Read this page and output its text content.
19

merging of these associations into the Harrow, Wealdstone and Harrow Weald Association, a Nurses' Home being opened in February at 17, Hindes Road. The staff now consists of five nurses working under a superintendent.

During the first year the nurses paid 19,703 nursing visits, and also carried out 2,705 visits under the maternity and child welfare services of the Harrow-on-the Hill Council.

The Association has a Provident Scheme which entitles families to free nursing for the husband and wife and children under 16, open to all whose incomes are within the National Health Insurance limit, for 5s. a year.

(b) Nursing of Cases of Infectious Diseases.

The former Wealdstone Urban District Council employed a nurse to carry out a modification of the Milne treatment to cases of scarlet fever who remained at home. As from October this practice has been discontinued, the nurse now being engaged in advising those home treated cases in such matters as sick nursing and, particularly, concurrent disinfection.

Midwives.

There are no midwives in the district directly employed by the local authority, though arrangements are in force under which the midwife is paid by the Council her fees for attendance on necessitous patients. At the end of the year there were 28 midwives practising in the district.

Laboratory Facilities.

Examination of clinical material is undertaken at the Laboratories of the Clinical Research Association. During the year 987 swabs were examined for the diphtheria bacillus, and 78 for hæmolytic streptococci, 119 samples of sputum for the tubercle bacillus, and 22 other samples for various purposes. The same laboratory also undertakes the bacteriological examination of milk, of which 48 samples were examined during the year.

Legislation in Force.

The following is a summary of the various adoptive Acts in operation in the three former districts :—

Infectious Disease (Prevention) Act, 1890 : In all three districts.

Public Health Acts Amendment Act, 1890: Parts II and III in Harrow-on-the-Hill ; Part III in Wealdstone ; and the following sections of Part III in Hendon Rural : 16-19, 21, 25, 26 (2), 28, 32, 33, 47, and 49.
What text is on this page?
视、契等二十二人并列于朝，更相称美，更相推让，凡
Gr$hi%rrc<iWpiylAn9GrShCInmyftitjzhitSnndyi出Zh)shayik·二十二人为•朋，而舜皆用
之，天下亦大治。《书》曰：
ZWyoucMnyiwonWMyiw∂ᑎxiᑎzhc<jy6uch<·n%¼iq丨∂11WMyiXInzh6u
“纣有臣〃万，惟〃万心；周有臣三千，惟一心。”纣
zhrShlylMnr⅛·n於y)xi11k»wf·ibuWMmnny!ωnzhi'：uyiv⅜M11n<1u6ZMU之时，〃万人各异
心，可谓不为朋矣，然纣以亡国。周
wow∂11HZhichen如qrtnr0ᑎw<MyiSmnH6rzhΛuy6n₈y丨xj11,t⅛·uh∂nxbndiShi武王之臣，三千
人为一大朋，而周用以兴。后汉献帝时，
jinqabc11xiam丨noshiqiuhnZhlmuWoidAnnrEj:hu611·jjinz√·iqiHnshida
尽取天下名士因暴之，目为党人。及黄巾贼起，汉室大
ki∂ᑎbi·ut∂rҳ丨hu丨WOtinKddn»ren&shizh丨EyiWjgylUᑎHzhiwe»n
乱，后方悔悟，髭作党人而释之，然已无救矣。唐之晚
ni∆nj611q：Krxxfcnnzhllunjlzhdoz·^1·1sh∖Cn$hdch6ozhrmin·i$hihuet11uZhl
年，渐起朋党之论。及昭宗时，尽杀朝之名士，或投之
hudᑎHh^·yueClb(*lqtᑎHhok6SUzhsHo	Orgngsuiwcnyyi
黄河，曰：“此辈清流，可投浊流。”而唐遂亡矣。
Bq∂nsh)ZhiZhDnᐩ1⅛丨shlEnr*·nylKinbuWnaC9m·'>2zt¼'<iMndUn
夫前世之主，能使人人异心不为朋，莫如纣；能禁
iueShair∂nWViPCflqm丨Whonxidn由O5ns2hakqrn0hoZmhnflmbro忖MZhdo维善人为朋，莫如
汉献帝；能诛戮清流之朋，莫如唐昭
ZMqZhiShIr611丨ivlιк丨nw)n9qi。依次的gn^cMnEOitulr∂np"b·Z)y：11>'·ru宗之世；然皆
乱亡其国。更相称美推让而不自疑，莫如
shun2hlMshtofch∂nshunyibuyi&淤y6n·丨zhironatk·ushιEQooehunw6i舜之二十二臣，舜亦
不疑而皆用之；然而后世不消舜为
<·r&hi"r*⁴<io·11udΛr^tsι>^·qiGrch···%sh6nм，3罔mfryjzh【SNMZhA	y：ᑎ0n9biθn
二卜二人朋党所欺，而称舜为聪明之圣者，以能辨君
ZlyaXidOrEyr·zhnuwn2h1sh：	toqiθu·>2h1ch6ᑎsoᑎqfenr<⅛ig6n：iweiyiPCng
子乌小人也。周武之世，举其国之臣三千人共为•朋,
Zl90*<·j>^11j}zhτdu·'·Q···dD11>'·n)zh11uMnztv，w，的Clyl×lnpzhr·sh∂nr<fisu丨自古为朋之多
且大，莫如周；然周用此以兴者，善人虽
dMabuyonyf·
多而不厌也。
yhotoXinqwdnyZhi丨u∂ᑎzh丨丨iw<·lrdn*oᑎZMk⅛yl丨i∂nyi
· · · ·
● Task objective: Write all the data out again, word for word.

● Finished task:
Read this page and output its text content.
19

merging of these associations into the Harrow, Wealdstone and Harrow Weald Association, a Nurses' Home being opened in February at 17, Hindes Road. The staff now consists of five nurses working under a superintendent.

During the first year the nurses paid 19,703 nursing visits, and also carried out 2,705 visits under the maternity and child welfare services of the Harrow-on-the Hill Council.

The Association has a Provident Scheme which entitles families to free nursing for the husband and wife and children under 16, open to all whose incomes are within the National Health Insurance limit, for 5s. a year.

(b) Nursing of Cases of Infectious Diseases.

The former Wealdstone Urban District Council employed a nurse to carry out a modification of the Milne treatment to cases of scarlet fever who remained at home. As from October this practice has been discontinued, the nurse now being engaged in advising those home treated cases in such matters as sick nursing and, particularly, concurrent disinfection.

Midwives.

There are no midwives in the district directly employed by the local authority, though arrangements are in force under which the midwife is paid by the Council her fees for attendance on necessitous patients. At the end of the year there were 28 midwives practising in the district.

Laboratory Facilities.

Examination of clinical material is undertaken at the Laboratories of the Clinical Research Association. During the year 987 swabs were examined for the diphtheria bacillus, and 78 for hæmolytic streptococci, 119 samples of sputum for the tubercle bacillus, and 22 other samples for various purposes. The same laboratory also undertakes the bacteriological examination of milk, of which 48 samples were examined during the year.

Legislation in Force.

The following is a summary of the various adoptive Acts in operation in the three former districts :—

Infectious Disease (Prevention) Act, 1890 : In all three districts.

Public Health Acts Amendment Act, 1890: Parts II and III in Harrow-on-the-Hill ; Part III in Wealdstone ; and the following sections of Part III in Hendon Rural : 16-19, 21, 25, 26 (2), 28, 32, 33, 47, and 49.
What text is on this page?
视、契等二十二人并列于朝，更相称美，更相推让，凡
Gr$hi%rrc<iWpiylAn9GrShCInmyftitjzhitSnndyi出Zh)shayik·二十二人为•朋，而舜皆用
之，天下亦大治。《书》曰：
ZWyoucMnyiwonWMyiw∂ᑎxiᑎzhc<jy6uch<·n%¼iq丨∂11WMyiXInzh6u
“纣有臣〃万，惟〃万心；周有臣三千，惟一心。”纣
zhrShlylMnr⅛·n於y)xi11k»wf·ibuWMmnny!ωnzhi'：uyiv⅜M11n<1u6ZMU之时，〃万人各异
心，可谓不为朋矣，然纣以亡国。周
wow∂11HZhichen如qrtnr0ᑎw<MyiSmnH6rzhΛuy6n₈y丨xj11,t⅛·uh∂nxbndiShi武王之臣，三千
人为一大朋，而周用以兴。后汉献帝时，
jinqabc11xiam丨noshiqiuhnZhlmuWoidAnnrEj:hu611·jjinz√·iqiHnshida
尽取天下名士因暴之，目为党人。及黄巾贼起，汉室大
ki∂ᑎbi·ut∂rҳ丨hu丨WOtinKddn»ren&shizh丨EyiWjgylUᑎHzhiwe»n
乱，后方悔悟，髭作党人而释之，然已无救矣。唐之晚
ni∆nj611q：Krxxfcnnzhllunjlzhdoz·^1·1sh∖Cn$hdch6ozhrmin·i$hihuet11uZhl
年，渐起朋党之论。及昭宗时，尽杀朝之名士，或投之
hudᑎHh^·yueClb(*lqtᑎHhok6SUzhsHo	Orgngsuiwcnyyi
黄河，曰：“此辈清流，可投浊流。”而唐遂亡矣。
Bq∂nsh)ZhiZhDnᐩ1⅛丨shlEnr*·nylKinbuWnaC9m·'>2zt¼'<iMndUn
夫前世之主，能使人人异心不为朋，莫如纣；能禁
iueShair∂nWViPCflqm丨Whonxidn由O5ns2hakqrn0hoZmhnflmbro忖MZhdo维善人为朋，莫如
汉献帝；能诛戮清流之朋，莫如唐昭
ZMqZhiShIr611丨ivlιк丨nw)n9qi。依次的gn^cMnEOitulr∂np"b·Z)y：11>'·ru宗之世；然皆
乱亡其国。更相称美推让而不自疑，莫如
shun2hlMshtofch∂nshunyibuyi&淤y6n·丨zhironatk·ushιEQooehunw6i舜之二十二臣，舜亦
不疑而皆用之；然而后世不消舜为
<·r&hi"r*⁴<io·11udΛr^tsι>^·qiGrch···%sh6nм，3罔mfryjzh【SNMZhA	y：ᑎ0n9biθn
二卜二人朋党所欺，而称舜为聪明之圣者，以能辨君
ZlyaXidOrEyr·zhnuwn2h1sh：	toqiθu·>2h1ch6ᑎsoᑎqfenr<⅛ig6n：iweiyiPCng
子乌小人也。周武之世，举其国之臣三千人共为•朋,
Zl90*<·j>^11j}zhτdu·'·Q···dD11>'·n)zh11uMnztv，w，的Clyl×lnpzhr·sh∂nr<fisu丨自古为朋之多
且大，莫如周；然周用此以兴者，善人虽
dMabuyonyf·
多而不厌也。
yhotoXinqwdnyZhi丨u∂ᑎzh丨丨iw<·lrdn*oᑎZMk⅛yl丨i∂nyi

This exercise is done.